TASK INSTRUCTIONS: Reproduce all records word for word.

..............................

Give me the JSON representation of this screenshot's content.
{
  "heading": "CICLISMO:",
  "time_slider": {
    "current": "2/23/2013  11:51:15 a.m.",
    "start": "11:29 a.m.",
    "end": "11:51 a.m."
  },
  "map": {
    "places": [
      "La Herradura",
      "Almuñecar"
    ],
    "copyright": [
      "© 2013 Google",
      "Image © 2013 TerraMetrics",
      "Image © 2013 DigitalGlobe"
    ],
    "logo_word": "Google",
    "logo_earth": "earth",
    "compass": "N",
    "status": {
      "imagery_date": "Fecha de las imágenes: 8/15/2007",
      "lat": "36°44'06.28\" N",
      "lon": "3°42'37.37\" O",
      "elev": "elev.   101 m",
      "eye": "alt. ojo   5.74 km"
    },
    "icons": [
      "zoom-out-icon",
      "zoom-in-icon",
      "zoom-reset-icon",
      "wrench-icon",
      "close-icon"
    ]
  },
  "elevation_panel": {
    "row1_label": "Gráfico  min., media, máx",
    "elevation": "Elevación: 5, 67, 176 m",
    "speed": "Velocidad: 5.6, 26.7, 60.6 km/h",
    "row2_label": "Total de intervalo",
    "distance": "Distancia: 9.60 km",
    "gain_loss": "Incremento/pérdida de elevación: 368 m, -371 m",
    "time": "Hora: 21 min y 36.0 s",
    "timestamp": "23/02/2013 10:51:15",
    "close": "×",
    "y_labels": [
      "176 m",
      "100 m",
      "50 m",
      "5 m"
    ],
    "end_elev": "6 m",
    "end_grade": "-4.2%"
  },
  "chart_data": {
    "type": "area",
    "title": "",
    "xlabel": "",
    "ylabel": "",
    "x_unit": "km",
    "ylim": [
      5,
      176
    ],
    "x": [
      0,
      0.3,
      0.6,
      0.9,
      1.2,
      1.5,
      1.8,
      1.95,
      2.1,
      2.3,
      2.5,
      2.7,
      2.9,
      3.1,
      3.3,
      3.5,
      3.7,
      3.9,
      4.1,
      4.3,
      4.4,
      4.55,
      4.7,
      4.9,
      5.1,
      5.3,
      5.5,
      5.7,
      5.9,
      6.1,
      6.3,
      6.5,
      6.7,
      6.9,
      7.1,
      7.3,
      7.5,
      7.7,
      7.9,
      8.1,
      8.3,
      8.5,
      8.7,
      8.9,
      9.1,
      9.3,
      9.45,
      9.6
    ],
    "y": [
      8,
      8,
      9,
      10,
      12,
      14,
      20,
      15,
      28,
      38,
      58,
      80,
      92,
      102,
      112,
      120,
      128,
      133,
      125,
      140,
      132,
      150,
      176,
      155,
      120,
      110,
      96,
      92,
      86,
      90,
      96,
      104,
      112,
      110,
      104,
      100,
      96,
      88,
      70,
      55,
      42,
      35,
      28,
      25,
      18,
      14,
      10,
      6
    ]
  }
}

..............................

RESULT:
Give me the JSON representation of this screenshot's content.
{
  "heading": "CICLISMO:",
  "time_slider": {
    "current": "2/23/2013  11:51:15 a.m.",
    "start": "11:29 a.m.",
    "end": "11:51 a.m."
  },
  "map": {
    "places": [
      "La Herradura",
      "Almuñecar"
    ],
    "copyright": [
      "© 2013 Google",
      "Image © 2013 TerraMetrics",
      "Image © 2013 DigitalGlobe"
    ],
    "logo_word": "Google",
    "logo_earth": "earth",
    "compass": "N",
    "status": {
      "imagery_date": "Fecha de las imágenes: 8/15/2007",
      "lat": "36°44'06.28\" N",
      "lon": "3°42'37.37\" O",
      "elev": "elev.   101 m",
      "eye": "alt. ojo   5.74 km"
    },
    "icons": [
      "zoom-out-icon",
      "zoom-in-icon",
      "zoom-reset-icon",
      "wrench-icon",
      "close-icon"
    ]
  },
  "elevation_panel": {
    "row1_label": "Gráfico  min., media, máx",
    "elevation": "Elevación: 5, 67, 176 m",
    "speed": "Velocidad: 5.6, 26.7, 60.6 km/h",
    "row2_label": "Total de intervalo",
    "distance": "Distancia: 9.60 km",
    "gain_loss": "Incremento/pérdida de elevación: 368 m, -371 m",
    "time": "Hora: 21 min y 36.0 s",
    "timestamp": "23/02/2013 10:51:15",
    "close": "×",
    "y_labels": [
      "176 m",
      "100 m",
      "50 m",
      "5 m"
    ],
    "end_elev": "6 m",
    "end_grade": "-4.2%"
  },
  "chart_data": {
    "type": "area",
    "title": "",
    "xlabel": "",
    "ylabel": "",
    "x_unit": "km",
    "ylim": [
      5,
      176
    ],
    "x": [
      0,
      0.3,
      0.6,
      0.9,
      1.2,
      1.5,
      1.8,
      1.95,
      2.1,
      2.3,
      2.5,
      2.7,
      2.9,
      3.1,
      3.3,
      3.5,
      3.7,
      3.9,
      4.1,
      4.3,
      4.4,
      4.55,
      4.7,
      4.9,
      5.1,
      5.3,
      5.5,
      5.7,
      5.9,
      6.1,
      6.3,
      6.5,
      6.7,
      6.9,
      7.1,
      7.3,
      7.5,
      7.7,
      7.9,
      8.1,
      8.3,
      8.5,
      8.7,
      8.9,
      9.1,
      9.3,
      9.45,
      9.6
    ],
    "y": [
      8,
      8,
      9,
      10,
      12,
      14,
      20,
      15,
      28,
      38,
      58,
      80,
      92,
      102,
      112,
      120,
      128,
      133,
      125,
      140,
      132,
      150,
      176,
      155,
      120,
      110,
      96,
      92,
      86,
      90,
      96,
      104,
      112,
      110,
      104,
      100,
      96,
      88,
      70,
      55,
      42,
      35,
      28,
      25,
      18,
      14,
      10,
      6
    ]
  }
}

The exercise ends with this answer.